• WHAT IS NEEDED: Please transcribe the records precisely; pictures stay out of your copy.

....

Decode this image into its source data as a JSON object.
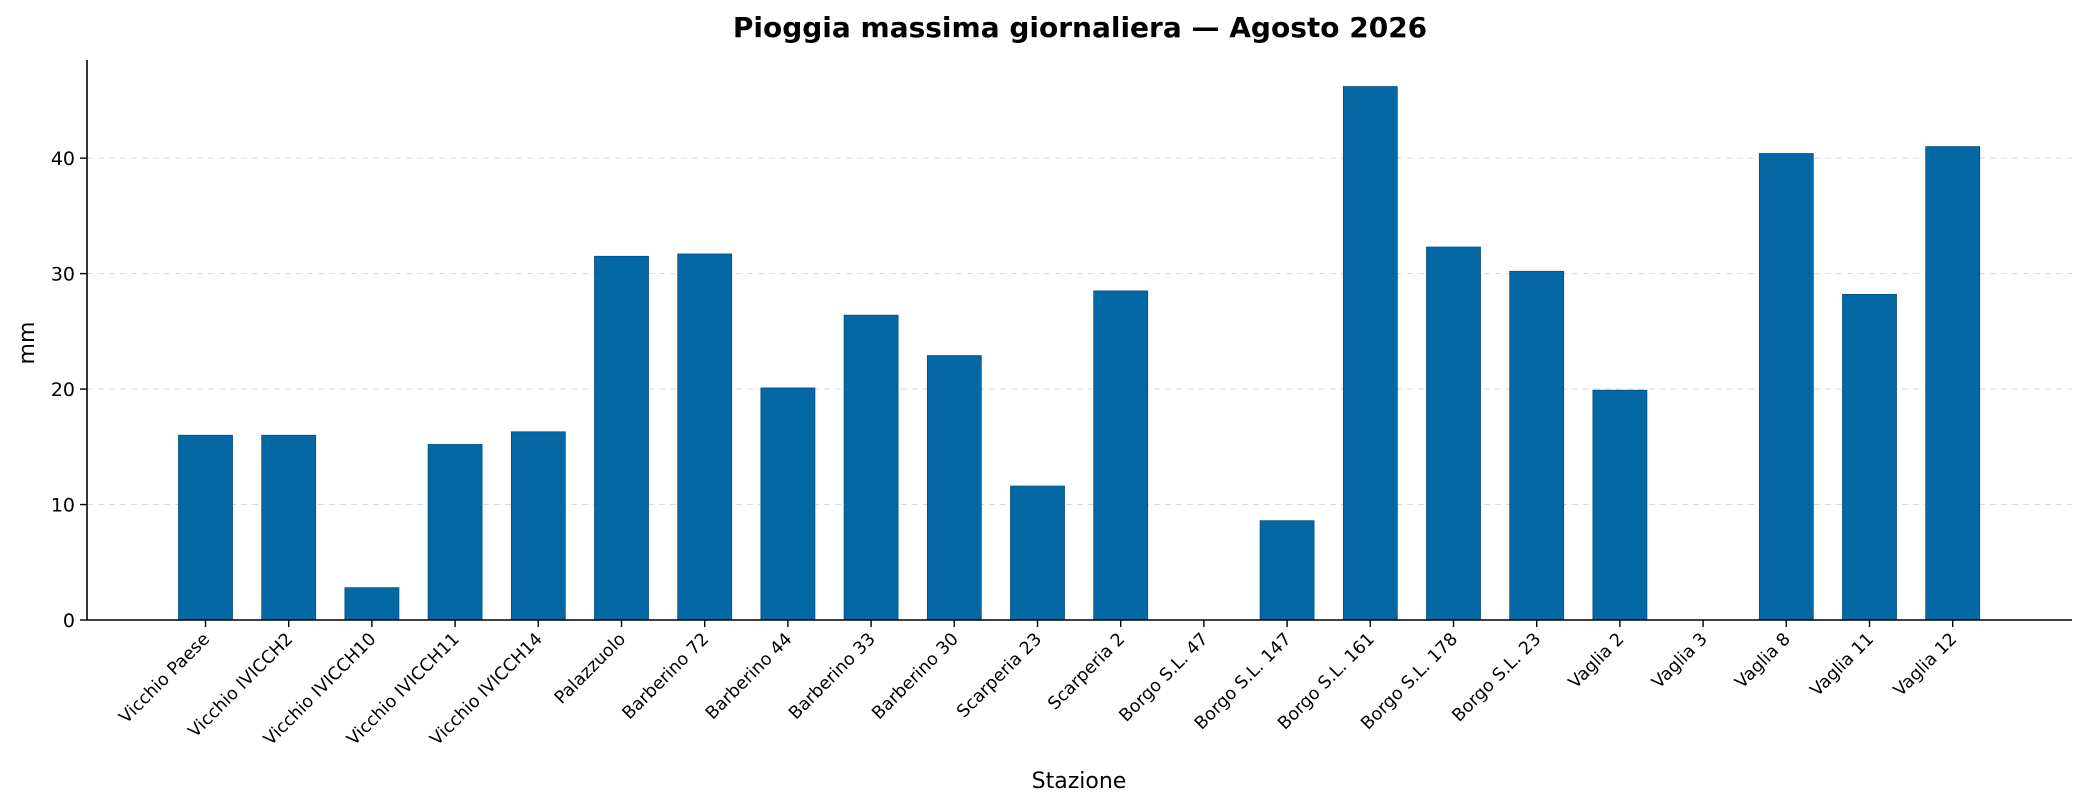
{
  "chart_data": {
    "type": "bar",
    "title": "Pioggia massima giornaliera — Agosto 2026",
    "xlabel": "Stazione",
    "ylabel": "mm",
    "ylim": [
      0,
      48.5
    ],
    "yticks": [
      0,
      10,
      20,
      30,
      40
    ],
    "grid": "y-dashed",
    "bar_color": "#0468a5",
    "categories": [
      "Vicchio Paese",
      "Vicchio IVICCH2",
      "Vicchio IVICCH10",
      "Vicchio IVICCH11",
      "Vicchio IVICCH14",
      "Palazzuolo",
      "Barberino 72",
      "Barberino 44",
      "Barberino 33",
      "Barberino 30",
      "Scarperia 23",
      "Scarperia 2",
      "Borgo S.L. 47",
      "Borgo S.L. 147",
      "Borgo S.L. 161",
      "Borgo S.L. 178",
      "Borgo S.L. 23",
      "Vaglia 2",
      "Vaglia 3",
      "Vaglia 8",
      "Vaglia 11",
      "Vaglia 12"
    ],
    "values": [
      16.0,
      16.0,
      2.8,
      15.2,
      16.3,
      31.5,
      31.7,
      20.1,
      26.4,
      22.9,
      11.6,
      28.5,
      0.0,
      8.6,
      46.2,
      32.3,
      30.2,
      19.9,
      0.0,
      40.4,
      28.2,
      41.0
    ]
  }
}
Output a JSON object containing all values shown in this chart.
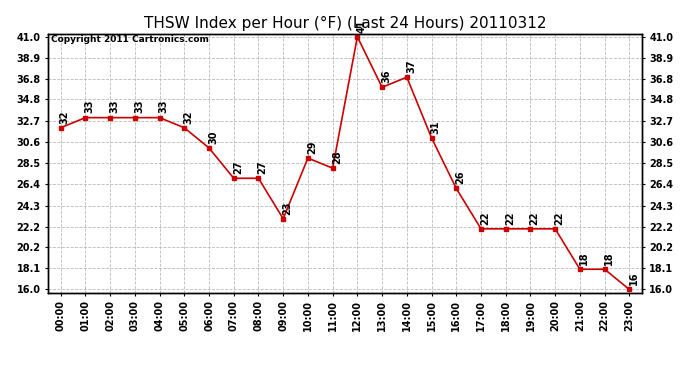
{
  "title": "THSW Index per Hour (°F) (Last 24 Hours) 20110312",
  "copyright": "Copyright 2011 Cartronics.com",
  "hours": [
    "00:00",
    "01:00",
    "02:00",
    "03:00",
    "04:00",
    "05:00",
    "06:00",
    "07:00",
    "08:00",
    "09:00",
    "10:00",
    "11:00",
    "12:00",
    "13:00",
    "14:00",
    "15:00",
    "16:00",
    "17:00",
    "18:00",
    "19:00",
    "20:00",
    "21:00",
    "22:00",
    "23:00"
  ],
  "values": [
    32,
    33,
    33,
    33,
    33,
    32,
    30,
    27,
    27,
    23,
    29,
    28,
    41,
    36,
    37,
    31,
    26,
    22,
    22,
    22,
    22,
    18,
    18,
    16
  ],
  "line_color": "#cc0000",
  "marker_color": "#cc0000",
  "bg_color": "#ffffff",
  "grid_color": "#bbbbbb",
  "ylim_min": 16.0,
  "ylim_max": 41.0,
  "yticks": [
    16.0,
    18.1,
    20.2,
    22.2,
    24.3,
    26.4,
    28.5,
    30.6,
    32.7,
    34.8,
    36.8,
    38.9,
    41.0
  ],
  "title_fontsize": 11,
  "label_fontsize": 7,
  "tick_fontsize": 7,
  "copyright_fontsize": 6.5
}
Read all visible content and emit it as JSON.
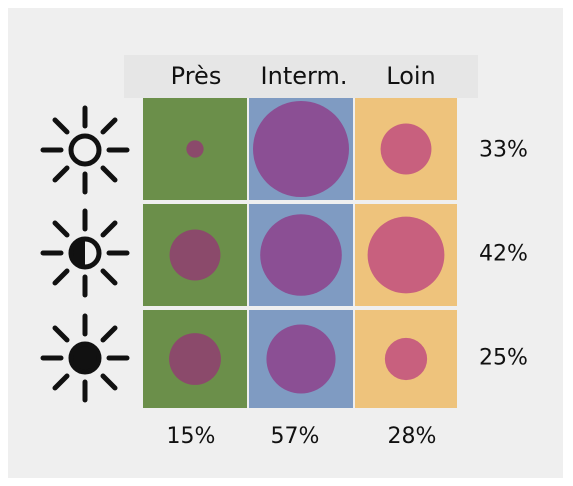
{
  "columns": [
    {
      "label": "Près",
      "total": "15%",
      "color": "#6b8f4a"
    },
    {
      "label": "Interm.",
      "total": "57%",
      "color": "#7f9bc2"
    },
    {
      "label": "Loin",
      "total": "28%",
      "color": "#eec37c"
    }
  ],
  "rows": [
    {
      "icon": "sun-empty-icon",
      "total": "33%"
    },
    {
      "icon": "sun-half-icon",
      "total": "42%"
    },
    {
      "icon": "sun-full-icon",
      "total": "25%"
    }
  ],
  "circles": [
    [
      {
        "relative_size": 0.18,
        "color": "#8b4a6b"
      },
      {
        "relative_size": 1.0,
        "color": "#8b4f94"
      },
      {
        "relative_size": 0.53,
        "color": "#c8607e"
      }
    ],
    [
      {
        "relative_size": 0.53,
        "color": "#8b4a6b"
      },
      {
        "relative_size": 0.85,
        "color": "#8b4f94"
      },
      {
        "relative_size": 0.8,
        "color": "#c8607e"
      }
    ],
    [
      {
        "relative_size": 0.54,
        "color": "#8b4a6b"
      },
      {
        "relative_size": 0.72,
        "color": "#8b4f94"
      },
      {
        "relative_size": 0.44,
        "color": "#c8607e"
      }
    ]
  ],
  "colors": {
    "panel_background": "#efefef",
    "header_band": "#e6e6e6",
    "cell_divider": "#ffffff",
    "icon_stroke": "#111111"
  }
}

....

• ANSWER FOR THIS EXERCISE:
Decode this image into its source data as a JSON object.
{
  "chart_data": {
    "type": "bar",
    "title": "Pioggia massima giornaliera — Agosto 2026",
    "xlabel": "Stazione",
    "ylabel": "mm",
    "ylim": [
      0,
      48.5
    ],
    "yticks": [
      0,
      10,
      20,
      30,
      40
    ],
    "grid": "y-dashed",
    "bar_color": "#0468a5",
    "categories": [
      "Vicchio Paese",
      "Vicchio IVICCH2",
      "Vicchio IVICCH10",
      "Vicchio IVICCH11",
      "Vicchio IVICCH14",
      "Palazzuolo",
      "Barberino 72",
      "Barberino 44",
      "Barberino 33",
      "Barberino 30",
      "Scarperia 23",
      "Scarperia 2",
      "Borgo S.L. 47",
      "Borgo S.L. 147",
      "Borgo S.L. 161",
      "Borgo S.L. 178",
      "Borgo S.L. 23",
      "Vaglia 2",
      "Vaglia 3",
      "Vaglia 8",
      "Vaglia 11",
      "Vaglia 12"
    ],
    "values": [
      16.0,
      16.0,
      2.8,
      15.2,
      16.3,
      31.5,
      31.7,
      20.1,
      26.4,
      22.9,
      11.6,
      28.5,
      0.0,
      8.6,
      46.2,
      32.3,
      30.2,
      19.9,
      0.0,
      40.4,
      28.2,
      41.0
    ]
  }
}
Output a JSON object containing all values shown in this chart.
{
  "title": "THSW Index per Hour (°F) (Last 24 Hours) 20110312",
  "copyright": "Copyright 2011 Cartronics.com",
  "hours": [
    "00:00",
    "01:00",
    "02:00",
    "03:00",
    "04:00",
    "05:00",
    "06:00",
    "07:00",
    "08:00",
    "09:00",
    "10:00",
    "11:00",
    "12:00",
    "13:00",
    "14:00",
    "15:00",
    "16:00",
    "17:00",
    "18:00",
    "19:00",
    "20:00",
    "21:00",
    "22:00",
    "23:00"
  ],
  "values": [
    32,
    33,
    33,
    33,
    33,
    32,
    30,
    27,
    27,
    23,
    29,
    28,
    41,
    36,
    37,
    31,
    26,
    22,
    22,
    22,
    22,
    18,
    18,
    16
  ],
  "line_color": "#cc0000",
  "marker_color": "#cc0000",
  "bg_color": "#ffffff",
  "grid_color": "#bbbbbb",
  "ylim_min": 16.0,
  "ylim_max": 41.0,
  "yticks": [
    16.0,
    18.1,
    20.2,
    22.2,
    24.3,
    26.4,
    28.5,
    30.6,
    32.7,
    34.8,
    36.8,
    38.9,
    41.0
  ],
  "title_fontsize": 11,
  "label_fontsize": 7,
  "tick_fontsize": 7,
  "copyright_fontsize": 6.5
}
Read all visible content and emit it as JSON.
{
  "columns": [
    {
      "label": "Près",
      "total": "15%",
      "color": "#6b8f4a"
    },
    {
      "label": "Interm.",
      "total": "57%",
      "color": "#7f9bc2"
    },
    {
      "label": "Loin",
      "total": "28%",
      "color": "#eec37c"
    }
  ],
  "rows": [
    {
      "icon": "sun-empty-icon",
      "total": "33%"
    },
    {
      "icon": "sun-half-icon",
      "total": "42%"
    },
    {
      "icon": "sun-full-icon",
      "total": "25%"
    }
  ],
  "circles": [
    [
      {
        "relative_size": 0.18,
        "color": "#8b4a6b"
      },
      {
        "relative_size": 1.0,
        "color": "#8b4f94"
      },
      {
        "relative_size": 0.53,
        "color": "#c8607e"
      }
    ],
    [
      {
        "relative_size": 0.53,
        "color": "#8b4a6b"
      },
      {
        "relative_size": 0.85,
        "color": "#8b4f94"
      },
      {
        "relative_size": 0.8,
        "color": "#c8607e"
      }
    ],
    [
      {
        "relative_size": 0.54,
        "color": "#8b4a6b"
      },
      {
        "relative_size": 0.72,
        "color": "#8b4f94"
      },
      {
        "relative_size": 0.44,
        "color": "#c8607e"
      }
    ]
  ],
  "colors": {
    "panel_background": "#efefef",
    "header_band": "#e6e6e6",
    "cell_divider": "#ffffff",
    "icon_stroke": "#111111"
  }
}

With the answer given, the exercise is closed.